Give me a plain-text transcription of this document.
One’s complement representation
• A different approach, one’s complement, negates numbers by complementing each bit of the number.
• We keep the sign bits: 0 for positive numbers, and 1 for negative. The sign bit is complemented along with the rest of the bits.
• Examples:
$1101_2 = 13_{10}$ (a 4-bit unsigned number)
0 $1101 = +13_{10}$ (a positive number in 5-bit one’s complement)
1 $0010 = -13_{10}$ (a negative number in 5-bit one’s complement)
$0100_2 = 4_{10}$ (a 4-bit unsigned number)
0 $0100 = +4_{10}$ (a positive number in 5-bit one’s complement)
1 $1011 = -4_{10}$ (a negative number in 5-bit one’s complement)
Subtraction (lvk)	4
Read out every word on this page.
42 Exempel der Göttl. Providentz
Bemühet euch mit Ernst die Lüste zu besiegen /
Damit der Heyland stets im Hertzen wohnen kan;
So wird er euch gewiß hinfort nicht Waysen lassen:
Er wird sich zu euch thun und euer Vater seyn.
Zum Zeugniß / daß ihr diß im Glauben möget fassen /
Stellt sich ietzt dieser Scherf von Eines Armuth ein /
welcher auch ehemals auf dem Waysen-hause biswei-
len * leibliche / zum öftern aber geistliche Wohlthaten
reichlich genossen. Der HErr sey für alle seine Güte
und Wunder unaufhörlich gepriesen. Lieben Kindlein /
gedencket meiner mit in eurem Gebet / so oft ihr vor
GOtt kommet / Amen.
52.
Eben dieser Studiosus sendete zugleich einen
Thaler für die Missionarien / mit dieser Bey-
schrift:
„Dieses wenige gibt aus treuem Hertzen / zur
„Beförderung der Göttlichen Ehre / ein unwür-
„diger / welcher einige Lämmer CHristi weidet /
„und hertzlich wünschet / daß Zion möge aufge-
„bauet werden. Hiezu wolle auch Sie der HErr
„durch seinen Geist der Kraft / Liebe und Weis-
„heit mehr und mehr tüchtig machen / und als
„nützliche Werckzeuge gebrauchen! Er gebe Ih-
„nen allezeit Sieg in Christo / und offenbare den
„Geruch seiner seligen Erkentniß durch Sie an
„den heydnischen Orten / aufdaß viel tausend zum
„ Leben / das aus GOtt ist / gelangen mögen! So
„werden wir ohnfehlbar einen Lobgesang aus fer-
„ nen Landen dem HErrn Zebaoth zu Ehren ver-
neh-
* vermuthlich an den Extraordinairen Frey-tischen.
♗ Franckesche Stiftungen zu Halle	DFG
───
Nothing in the listing may be changed; retype it all exactly.

Give me a plain-text transcription of this document.
One’s complement representation
• A different approach, one’s complement, negates numbers by complementing each bit of the number.
• We keep the sign bits: 0 for positive numbers, and 1 for negative. The sign bit is complemented along with the rest of the bits.
• Examples:
$1101_2 = 13_{10}$ (a 4-bit unsigned number)
0 $1101 = +13_{10}$ (a positive number in 5-bit one’s complement)
1 $0010 = -13_{10}$ (a negative number in 5-bit one’s complement)
$0100_2 = 4_{10}$ (a 4-bit unsigned number)
0 $0100 = +4_{10}$ (a positive number in 5-bit one’s complement)
1 $1011 = -4_{10}$ (a negative number in 5-bit one’s complement)
Subtraction (lvk)	4
Read out every word on this page.
42 Exempel der Göttl. Providentz
Bemühet euch mit Ernst die Lüste zu besiegen /
Damit der Heyland stets im Hertzen wohnen kan;
So wird er euch gewiß hinfort nicht Waysen lassen:
Er wird sich zu euch thun und euer Vater seyn.
Zum Zeugniß / daß ihr diß im Glauben möget fassen /
Stellt sich ietzt dieser Scherf von Eines Armuth ein /
welcher auch ehemals auf dem Waysen-hause biswei-
len * leibliche / zum öftern aber geistliche Wohlthaten
reichlich genossen. Der HErr sey für alle seine Güte
und Wunder unaufhörlich gepriesen. Lieben Kindlein /
gedencket meiner mit in eurem Gebet / so oft ihr vor
GOtt kommet / Amen.
52.
Eben dieser Studiosus sendete zugleich einen
Thaler für die Missionarien / mit dieser Bey-
schrift:
„Dieses wenige gibt aus treuem Hertzen / zur
„Beförderung der Göttlichen Ehre / ein unwür-
„diger / welcher einige Lämmer CHristi weidet /
„und hertzlich wünschet / daß Zion möge aufge-
„bauet werden. Hiezu wolle auch Sie der HErr
„durch seinen Geist der Kraft / Liebe und Weis-
„heit mehr und mehr tüchtig machen / und als
„nützliche Werckzeuge gebrauchen! Er gebe Ih-
„nen allezeit Sieg in Christo / und offenbare den
„Geruch seiner seligen Erkentniß durch Sie an
„den heydnischen Orten / aufdaß viel tausend zum
„ Leben / das aus GOtt ist / gelangen mögen! So
„werden wir ohnfehlbar einen Lobgesang aus fer-
„ nen Landen dem HErrn Zebaoth zu Ehren ver-
neh-
* vermuthlich an den Extraordinairen Frey-tischen.
♗ Franckesche Stiftungen zu Halle	DFG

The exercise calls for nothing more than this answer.